Data excerpts:
-- Begin --
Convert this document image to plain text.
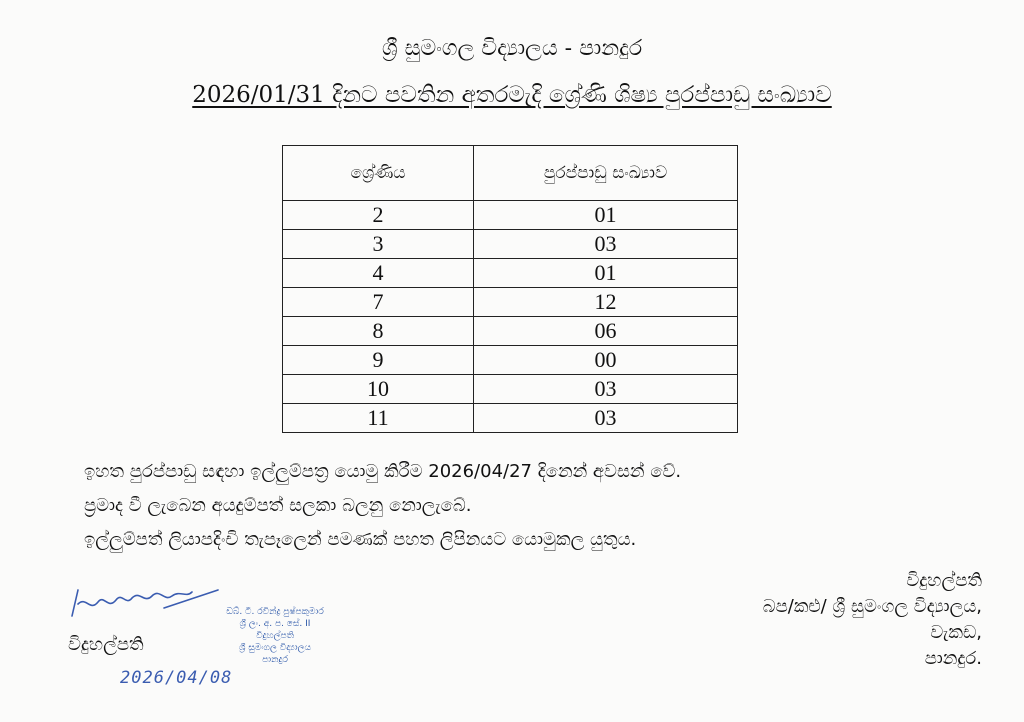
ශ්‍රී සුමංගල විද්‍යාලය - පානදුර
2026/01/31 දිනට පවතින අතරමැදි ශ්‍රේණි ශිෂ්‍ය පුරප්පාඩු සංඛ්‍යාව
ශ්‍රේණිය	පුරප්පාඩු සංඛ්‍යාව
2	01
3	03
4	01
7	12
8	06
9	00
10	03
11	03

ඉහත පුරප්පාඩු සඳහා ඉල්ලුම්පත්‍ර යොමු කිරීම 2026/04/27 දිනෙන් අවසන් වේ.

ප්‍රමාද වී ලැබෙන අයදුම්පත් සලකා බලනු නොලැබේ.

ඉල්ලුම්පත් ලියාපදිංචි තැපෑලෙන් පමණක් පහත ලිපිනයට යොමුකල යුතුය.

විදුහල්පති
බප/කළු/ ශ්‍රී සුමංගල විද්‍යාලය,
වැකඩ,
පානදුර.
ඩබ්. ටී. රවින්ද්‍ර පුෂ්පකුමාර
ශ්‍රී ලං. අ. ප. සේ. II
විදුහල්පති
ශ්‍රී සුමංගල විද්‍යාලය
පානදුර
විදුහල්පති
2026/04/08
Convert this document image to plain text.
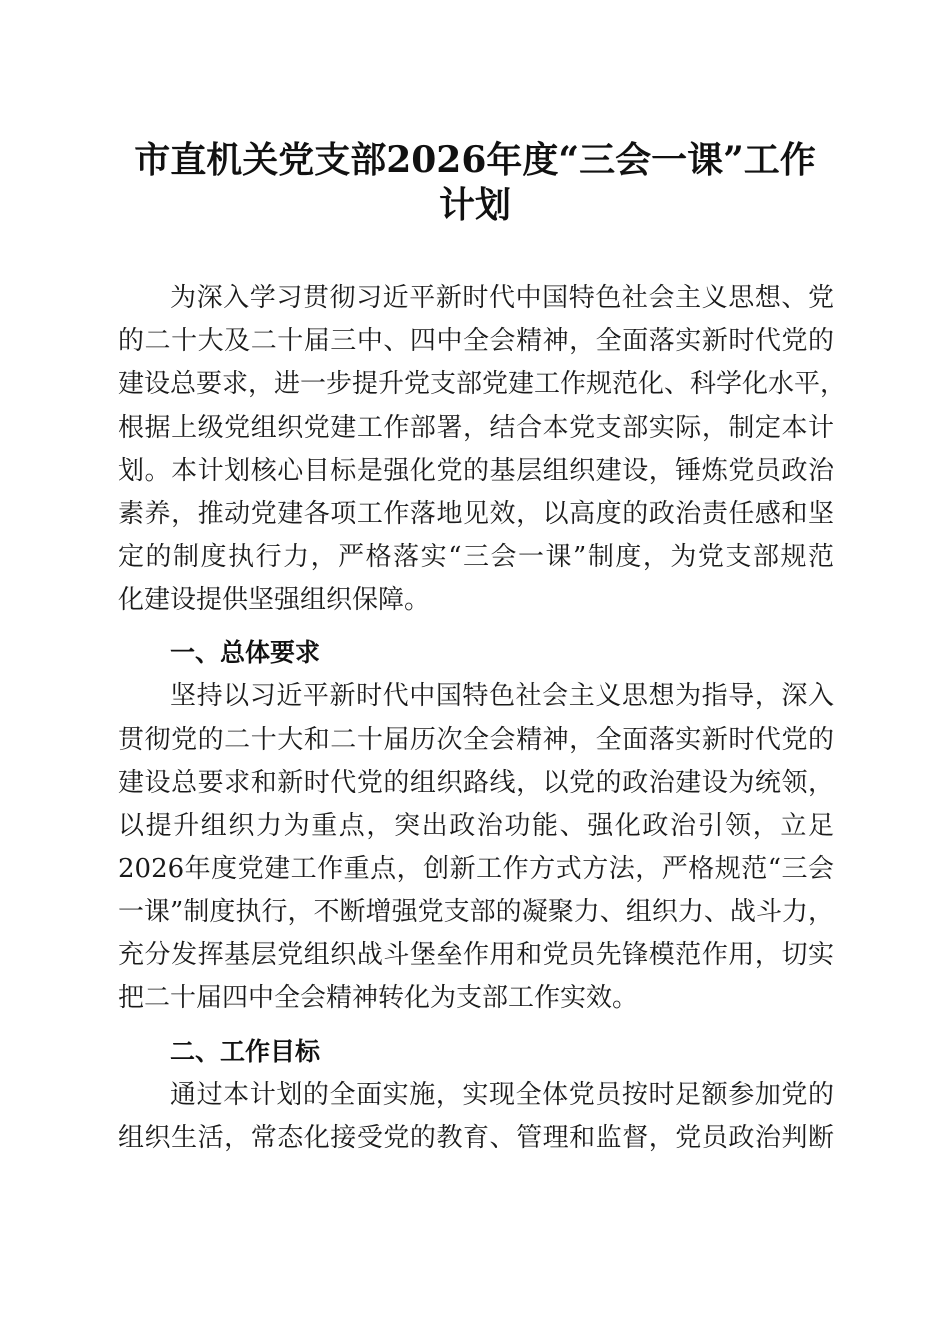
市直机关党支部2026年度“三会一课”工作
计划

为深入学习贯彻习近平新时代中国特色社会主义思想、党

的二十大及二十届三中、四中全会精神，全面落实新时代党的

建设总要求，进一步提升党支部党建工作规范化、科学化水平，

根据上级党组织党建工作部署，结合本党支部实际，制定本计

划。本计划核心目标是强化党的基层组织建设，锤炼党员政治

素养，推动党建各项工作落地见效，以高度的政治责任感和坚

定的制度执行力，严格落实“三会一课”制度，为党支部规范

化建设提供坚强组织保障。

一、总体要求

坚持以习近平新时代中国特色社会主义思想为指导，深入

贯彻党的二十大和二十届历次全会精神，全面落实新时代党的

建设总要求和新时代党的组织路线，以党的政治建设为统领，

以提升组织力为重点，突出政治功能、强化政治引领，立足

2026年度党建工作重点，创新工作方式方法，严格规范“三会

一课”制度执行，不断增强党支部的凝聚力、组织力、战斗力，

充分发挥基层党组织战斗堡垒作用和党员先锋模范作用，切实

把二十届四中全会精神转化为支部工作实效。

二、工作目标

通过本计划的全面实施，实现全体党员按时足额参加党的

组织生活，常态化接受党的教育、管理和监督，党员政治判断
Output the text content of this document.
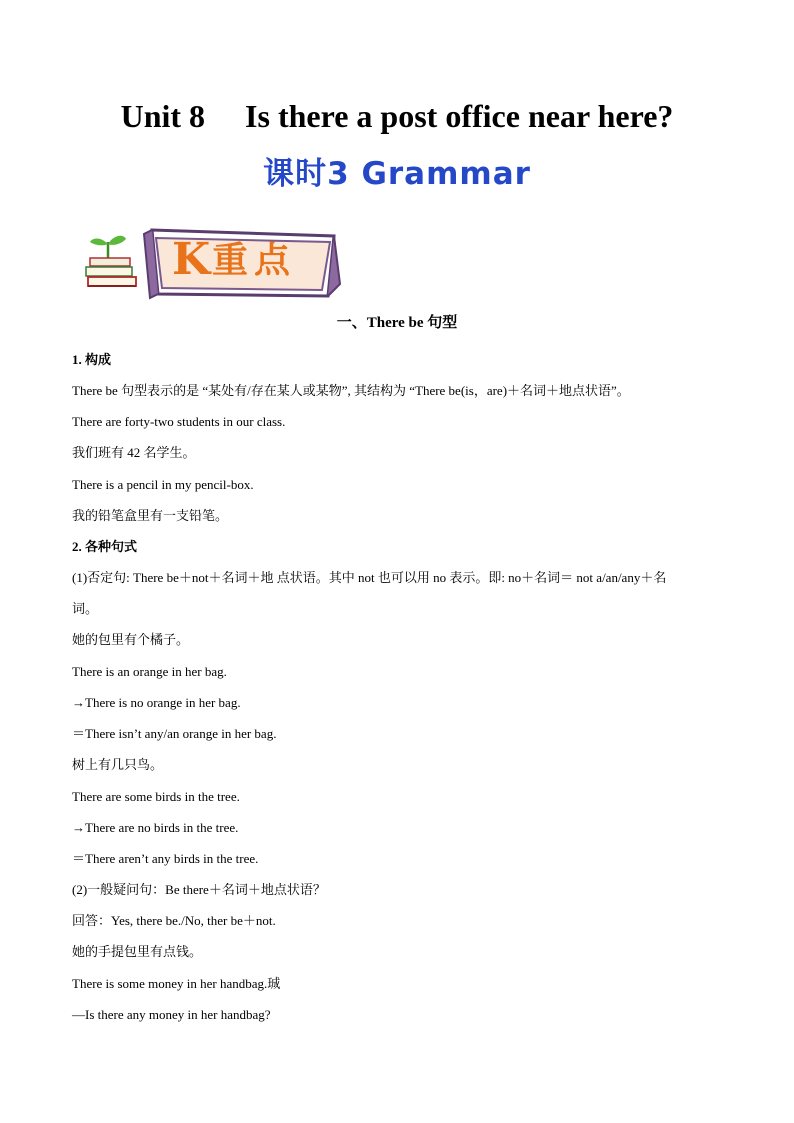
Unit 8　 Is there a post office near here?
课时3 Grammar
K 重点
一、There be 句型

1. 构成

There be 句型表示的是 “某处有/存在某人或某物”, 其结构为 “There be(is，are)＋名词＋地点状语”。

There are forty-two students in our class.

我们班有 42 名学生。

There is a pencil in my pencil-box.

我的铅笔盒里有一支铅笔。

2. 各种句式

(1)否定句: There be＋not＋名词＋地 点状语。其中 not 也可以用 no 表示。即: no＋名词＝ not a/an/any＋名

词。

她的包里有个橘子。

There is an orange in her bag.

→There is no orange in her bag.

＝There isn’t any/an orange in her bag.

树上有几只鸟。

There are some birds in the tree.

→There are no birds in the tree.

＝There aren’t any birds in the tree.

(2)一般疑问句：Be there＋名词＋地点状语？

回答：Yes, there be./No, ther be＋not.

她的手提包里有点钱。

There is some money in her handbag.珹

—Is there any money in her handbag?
-- End --
Copy out exactly the lines between the line that contains "Output the text content of this document." and the last line of the records, both ends included; leave out every picture.

### [Result below]
Output the text content of this document.
Unit 8　 Is there a post office near here?
课时3 Grammar
K 重点
一、There be 句型

1. 构成

There be 句型表示的是 “某处有/存在某人或某物”, 其结构为 “There be(is，are)＋名词＋地点状语”。

There are forty-two students in our class.

我们班有 42 名学生。

There is a pencil in my pencil-box.

我的铅笔盒里有一支铅笔。

2. 各种句式

(1)否定句: There be＋not＋名词＋地 点状语。其中 not 也可以用 no 表示。即: no＋名词＝ not a/an/any＋名

词。

她的包里有个橘子。

There is an orange in her bag.

→There is no orange in her bag.

＝There isn’t any/an orange in her bag.

树上有几只鸟。

There are some birds in the tree.

→There are no birds in the tree.

＝There aren’t any birds in the tree.

(2)一般疑问句：Be there＋名词＋地点状语？

回答：Yes, there be./No, ther be＋not.

她的手提包里有点钱。

There is some money in her handbag.珹

—Is there any money in her handbag?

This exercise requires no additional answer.